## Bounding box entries

>> Start

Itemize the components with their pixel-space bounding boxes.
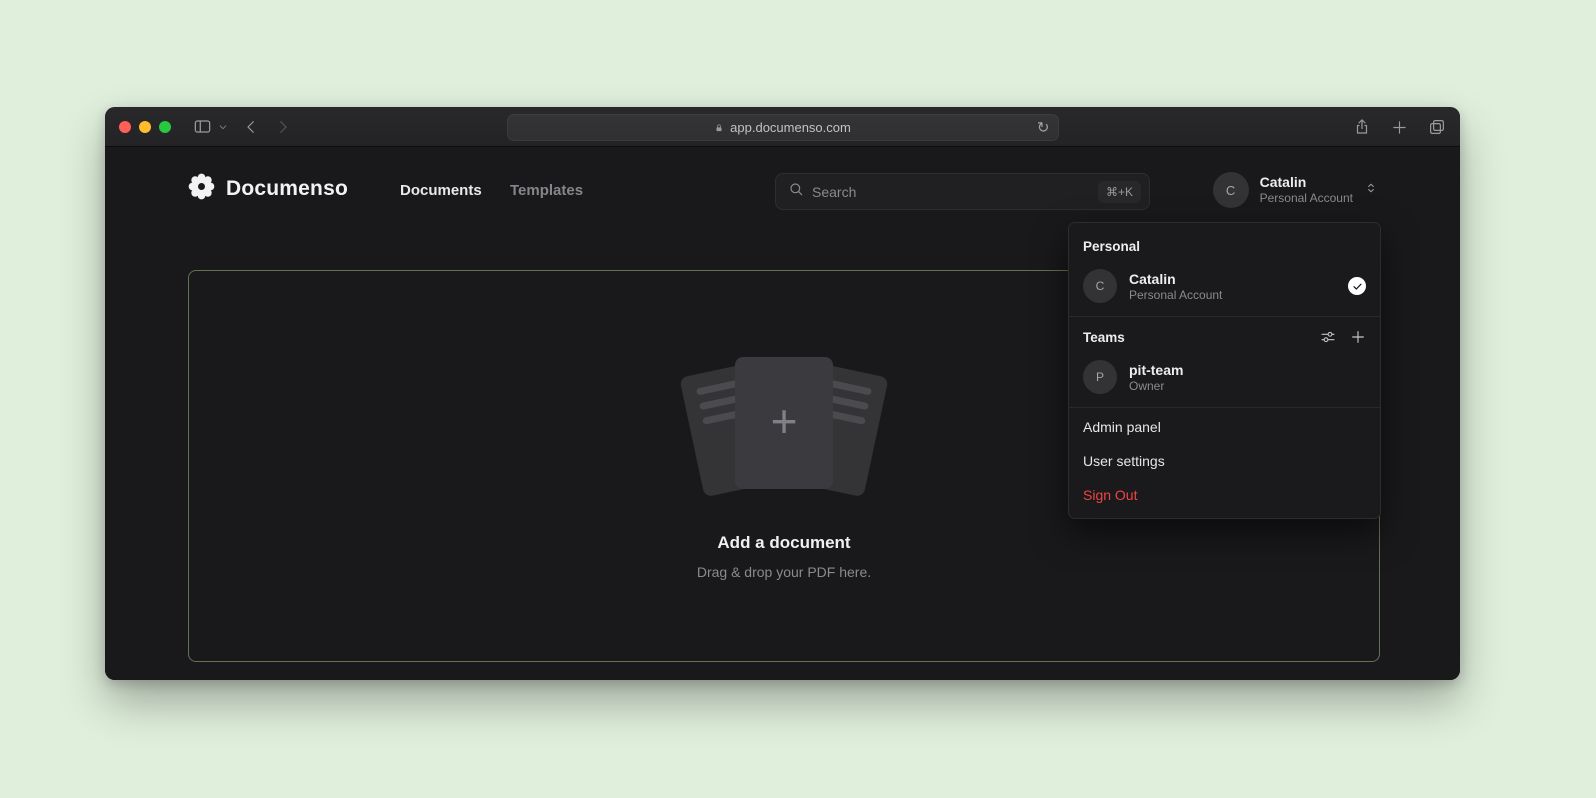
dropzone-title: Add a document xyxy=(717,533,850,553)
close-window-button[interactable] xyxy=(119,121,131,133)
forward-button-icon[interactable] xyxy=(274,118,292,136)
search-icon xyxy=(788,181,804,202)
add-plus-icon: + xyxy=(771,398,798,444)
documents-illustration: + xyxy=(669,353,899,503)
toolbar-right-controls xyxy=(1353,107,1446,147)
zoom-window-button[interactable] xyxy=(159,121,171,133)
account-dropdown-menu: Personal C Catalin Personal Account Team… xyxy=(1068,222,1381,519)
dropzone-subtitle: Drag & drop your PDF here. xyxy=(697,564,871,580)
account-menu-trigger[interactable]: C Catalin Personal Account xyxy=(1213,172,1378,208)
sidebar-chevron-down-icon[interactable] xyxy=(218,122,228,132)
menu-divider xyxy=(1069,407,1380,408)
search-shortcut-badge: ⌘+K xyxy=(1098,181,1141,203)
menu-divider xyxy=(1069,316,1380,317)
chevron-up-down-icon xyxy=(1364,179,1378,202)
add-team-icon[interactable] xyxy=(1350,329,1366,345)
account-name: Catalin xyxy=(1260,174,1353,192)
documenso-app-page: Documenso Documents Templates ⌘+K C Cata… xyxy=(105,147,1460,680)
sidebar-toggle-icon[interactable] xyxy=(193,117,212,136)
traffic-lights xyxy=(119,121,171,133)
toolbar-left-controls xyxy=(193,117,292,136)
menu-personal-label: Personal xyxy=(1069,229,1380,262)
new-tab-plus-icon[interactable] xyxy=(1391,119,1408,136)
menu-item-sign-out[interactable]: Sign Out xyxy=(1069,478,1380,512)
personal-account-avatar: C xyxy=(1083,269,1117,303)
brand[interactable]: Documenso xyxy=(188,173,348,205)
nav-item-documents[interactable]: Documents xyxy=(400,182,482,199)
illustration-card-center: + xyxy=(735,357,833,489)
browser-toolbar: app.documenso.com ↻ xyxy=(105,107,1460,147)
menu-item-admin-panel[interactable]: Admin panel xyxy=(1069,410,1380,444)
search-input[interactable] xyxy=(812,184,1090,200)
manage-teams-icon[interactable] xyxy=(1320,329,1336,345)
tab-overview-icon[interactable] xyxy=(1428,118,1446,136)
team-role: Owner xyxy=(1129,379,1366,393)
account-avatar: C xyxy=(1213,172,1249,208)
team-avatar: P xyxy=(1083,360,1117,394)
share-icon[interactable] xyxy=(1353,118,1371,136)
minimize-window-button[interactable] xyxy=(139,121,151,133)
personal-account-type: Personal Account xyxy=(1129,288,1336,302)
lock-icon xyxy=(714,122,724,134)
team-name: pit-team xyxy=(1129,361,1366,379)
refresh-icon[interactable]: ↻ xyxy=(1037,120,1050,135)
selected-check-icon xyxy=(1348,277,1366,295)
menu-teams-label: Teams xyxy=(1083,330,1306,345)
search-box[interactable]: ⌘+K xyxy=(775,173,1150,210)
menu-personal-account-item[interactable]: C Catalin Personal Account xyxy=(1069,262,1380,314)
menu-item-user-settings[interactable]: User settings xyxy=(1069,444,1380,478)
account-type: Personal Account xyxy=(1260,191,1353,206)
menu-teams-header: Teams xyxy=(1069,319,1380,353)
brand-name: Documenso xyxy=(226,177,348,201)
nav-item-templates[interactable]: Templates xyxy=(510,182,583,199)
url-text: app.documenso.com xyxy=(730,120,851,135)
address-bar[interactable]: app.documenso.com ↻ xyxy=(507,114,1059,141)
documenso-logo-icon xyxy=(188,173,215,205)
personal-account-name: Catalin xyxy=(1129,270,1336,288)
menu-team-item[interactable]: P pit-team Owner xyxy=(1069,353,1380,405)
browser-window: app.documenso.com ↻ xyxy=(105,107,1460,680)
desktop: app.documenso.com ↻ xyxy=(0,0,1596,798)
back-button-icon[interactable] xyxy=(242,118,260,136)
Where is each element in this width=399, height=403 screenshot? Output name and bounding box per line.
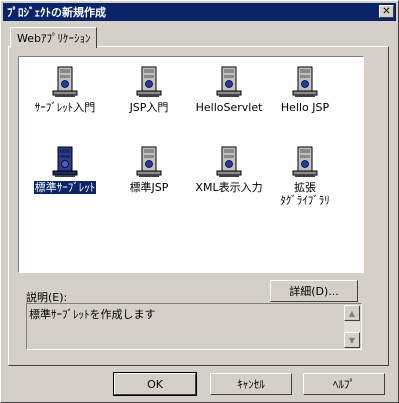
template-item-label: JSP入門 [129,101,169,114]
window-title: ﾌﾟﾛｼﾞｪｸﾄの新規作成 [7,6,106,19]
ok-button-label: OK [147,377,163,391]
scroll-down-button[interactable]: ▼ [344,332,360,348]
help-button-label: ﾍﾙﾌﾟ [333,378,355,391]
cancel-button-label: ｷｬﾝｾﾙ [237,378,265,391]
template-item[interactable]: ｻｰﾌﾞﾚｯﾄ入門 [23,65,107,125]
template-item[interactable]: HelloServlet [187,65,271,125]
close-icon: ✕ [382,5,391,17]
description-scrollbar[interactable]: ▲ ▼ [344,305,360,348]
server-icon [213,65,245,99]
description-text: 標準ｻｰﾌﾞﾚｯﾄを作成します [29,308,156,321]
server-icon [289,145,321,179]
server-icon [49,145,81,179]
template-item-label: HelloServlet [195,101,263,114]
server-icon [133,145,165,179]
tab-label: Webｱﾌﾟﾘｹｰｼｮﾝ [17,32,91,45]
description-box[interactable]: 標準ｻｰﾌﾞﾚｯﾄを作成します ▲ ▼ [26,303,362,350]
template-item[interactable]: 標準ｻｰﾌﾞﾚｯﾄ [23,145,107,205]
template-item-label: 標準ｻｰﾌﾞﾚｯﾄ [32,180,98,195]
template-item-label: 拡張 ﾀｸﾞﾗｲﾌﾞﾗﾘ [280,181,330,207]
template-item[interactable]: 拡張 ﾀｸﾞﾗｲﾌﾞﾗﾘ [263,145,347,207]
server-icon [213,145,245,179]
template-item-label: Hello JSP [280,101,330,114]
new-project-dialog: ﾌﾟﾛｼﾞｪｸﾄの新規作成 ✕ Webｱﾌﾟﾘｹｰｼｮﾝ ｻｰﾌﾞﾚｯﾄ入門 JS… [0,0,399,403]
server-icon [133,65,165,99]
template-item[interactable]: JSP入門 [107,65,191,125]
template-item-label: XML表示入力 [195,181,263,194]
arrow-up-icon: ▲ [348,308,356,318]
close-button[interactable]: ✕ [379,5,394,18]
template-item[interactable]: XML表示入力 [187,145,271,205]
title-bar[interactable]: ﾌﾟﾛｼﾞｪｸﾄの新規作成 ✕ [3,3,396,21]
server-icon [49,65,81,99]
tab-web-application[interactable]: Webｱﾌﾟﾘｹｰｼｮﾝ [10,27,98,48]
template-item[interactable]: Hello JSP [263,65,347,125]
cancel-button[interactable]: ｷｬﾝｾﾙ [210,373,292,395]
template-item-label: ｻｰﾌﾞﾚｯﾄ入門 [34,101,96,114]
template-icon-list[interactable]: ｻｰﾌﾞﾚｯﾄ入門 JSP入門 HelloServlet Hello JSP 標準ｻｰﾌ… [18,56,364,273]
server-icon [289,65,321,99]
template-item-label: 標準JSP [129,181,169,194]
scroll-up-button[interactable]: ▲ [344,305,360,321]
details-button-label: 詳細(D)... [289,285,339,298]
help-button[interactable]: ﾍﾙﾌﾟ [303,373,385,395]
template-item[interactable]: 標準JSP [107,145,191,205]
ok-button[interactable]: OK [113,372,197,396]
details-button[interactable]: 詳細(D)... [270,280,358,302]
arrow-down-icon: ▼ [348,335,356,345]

>> End
>> Start

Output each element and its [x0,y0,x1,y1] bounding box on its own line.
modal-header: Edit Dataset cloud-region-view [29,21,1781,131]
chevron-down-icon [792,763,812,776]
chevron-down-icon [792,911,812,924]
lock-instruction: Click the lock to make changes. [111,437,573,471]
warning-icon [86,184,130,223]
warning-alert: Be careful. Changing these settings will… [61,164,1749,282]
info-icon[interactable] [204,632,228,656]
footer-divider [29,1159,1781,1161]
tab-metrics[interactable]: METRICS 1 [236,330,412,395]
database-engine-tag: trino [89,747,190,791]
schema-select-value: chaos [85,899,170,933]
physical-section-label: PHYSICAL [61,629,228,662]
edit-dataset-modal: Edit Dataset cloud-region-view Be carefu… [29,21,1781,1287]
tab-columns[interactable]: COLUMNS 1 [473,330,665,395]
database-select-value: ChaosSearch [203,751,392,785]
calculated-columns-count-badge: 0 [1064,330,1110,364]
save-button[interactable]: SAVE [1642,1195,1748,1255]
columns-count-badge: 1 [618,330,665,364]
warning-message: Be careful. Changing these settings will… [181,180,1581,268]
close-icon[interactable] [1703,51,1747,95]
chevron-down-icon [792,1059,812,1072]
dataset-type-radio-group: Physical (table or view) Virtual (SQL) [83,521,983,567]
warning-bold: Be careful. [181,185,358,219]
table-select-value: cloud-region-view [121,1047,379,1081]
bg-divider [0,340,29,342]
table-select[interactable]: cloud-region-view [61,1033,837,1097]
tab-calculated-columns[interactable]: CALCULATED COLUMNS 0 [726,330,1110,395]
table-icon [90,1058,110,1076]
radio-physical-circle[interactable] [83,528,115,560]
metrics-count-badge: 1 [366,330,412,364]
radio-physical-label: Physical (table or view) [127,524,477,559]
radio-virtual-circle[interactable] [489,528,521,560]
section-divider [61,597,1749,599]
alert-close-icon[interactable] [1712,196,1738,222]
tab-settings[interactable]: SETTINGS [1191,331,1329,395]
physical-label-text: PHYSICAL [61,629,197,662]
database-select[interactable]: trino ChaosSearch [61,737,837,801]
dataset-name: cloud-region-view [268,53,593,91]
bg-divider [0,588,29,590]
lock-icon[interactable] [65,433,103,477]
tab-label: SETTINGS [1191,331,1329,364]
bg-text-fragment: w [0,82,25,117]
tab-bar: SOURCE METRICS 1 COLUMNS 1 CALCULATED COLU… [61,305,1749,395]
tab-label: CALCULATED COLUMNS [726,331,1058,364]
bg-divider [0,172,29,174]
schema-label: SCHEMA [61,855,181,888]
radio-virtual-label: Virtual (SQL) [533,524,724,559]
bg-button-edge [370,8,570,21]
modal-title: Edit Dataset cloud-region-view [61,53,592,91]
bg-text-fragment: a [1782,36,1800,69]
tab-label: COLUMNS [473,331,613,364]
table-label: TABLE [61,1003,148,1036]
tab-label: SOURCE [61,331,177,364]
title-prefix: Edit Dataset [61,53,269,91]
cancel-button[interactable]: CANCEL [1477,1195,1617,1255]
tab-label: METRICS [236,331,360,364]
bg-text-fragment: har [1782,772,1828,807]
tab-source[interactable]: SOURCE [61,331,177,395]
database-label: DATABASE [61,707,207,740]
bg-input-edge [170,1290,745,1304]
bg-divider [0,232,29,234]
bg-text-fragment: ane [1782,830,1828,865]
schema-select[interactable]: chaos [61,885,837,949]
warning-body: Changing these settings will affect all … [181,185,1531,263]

>> End
>> Start

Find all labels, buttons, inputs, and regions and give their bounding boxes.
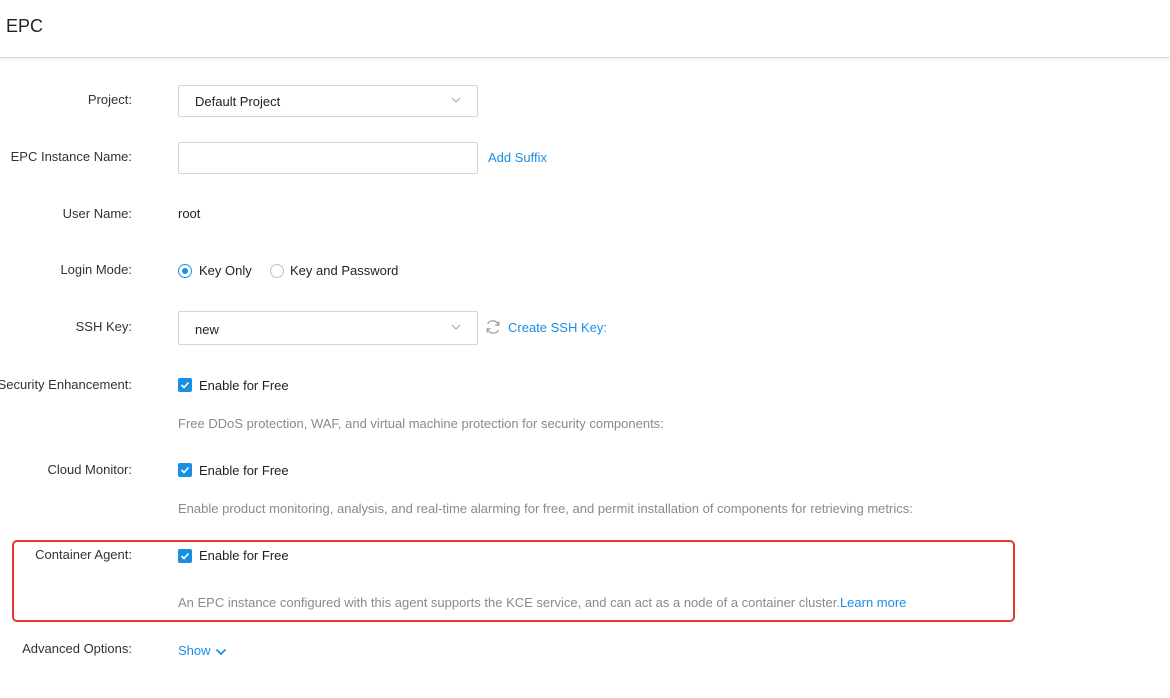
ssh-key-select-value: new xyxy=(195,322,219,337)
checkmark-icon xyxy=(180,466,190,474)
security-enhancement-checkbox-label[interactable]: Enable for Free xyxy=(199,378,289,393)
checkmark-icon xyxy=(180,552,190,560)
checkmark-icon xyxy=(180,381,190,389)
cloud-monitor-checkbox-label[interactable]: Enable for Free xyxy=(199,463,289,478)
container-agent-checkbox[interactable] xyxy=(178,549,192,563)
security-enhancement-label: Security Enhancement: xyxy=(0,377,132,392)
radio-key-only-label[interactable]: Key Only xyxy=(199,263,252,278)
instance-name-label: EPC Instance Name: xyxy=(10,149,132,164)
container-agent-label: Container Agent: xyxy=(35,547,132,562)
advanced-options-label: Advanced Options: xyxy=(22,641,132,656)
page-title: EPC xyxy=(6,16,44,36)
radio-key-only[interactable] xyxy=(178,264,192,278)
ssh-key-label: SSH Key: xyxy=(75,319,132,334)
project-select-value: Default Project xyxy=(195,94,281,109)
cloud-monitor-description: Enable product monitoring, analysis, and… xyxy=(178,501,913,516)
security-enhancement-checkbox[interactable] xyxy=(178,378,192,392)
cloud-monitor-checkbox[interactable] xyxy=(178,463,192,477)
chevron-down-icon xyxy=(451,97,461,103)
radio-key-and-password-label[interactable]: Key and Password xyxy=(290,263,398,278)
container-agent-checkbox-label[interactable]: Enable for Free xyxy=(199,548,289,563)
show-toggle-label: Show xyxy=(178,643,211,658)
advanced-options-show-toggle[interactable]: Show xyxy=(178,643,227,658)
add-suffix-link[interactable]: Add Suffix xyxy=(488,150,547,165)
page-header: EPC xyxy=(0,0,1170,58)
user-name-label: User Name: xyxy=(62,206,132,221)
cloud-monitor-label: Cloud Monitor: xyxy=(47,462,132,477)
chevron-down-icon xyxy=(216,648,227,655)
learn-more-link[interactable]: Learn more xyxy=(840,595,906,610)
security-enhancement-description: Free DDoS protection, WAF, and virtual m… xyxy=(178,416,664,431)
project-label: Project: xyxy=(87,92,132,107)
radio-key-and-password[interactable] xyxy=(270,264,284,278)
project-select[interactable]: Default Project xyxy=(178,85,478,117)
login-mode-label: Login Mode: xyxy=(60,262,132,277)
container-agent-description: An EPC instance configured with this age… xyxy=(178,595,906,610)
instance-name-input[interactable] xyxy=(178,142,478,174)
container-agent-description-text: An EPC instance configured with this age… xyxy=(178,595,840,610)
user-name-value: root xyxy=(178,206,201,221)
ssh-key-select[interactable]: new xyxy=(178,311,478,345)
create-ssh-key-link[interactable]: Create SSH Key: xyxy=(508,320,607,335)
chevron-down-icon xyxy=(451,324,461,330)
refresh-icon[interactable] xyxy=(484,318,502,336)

>> End

## What to work on
Count the lines in the material that contain the word "Show" and give only that number.

## Task response
2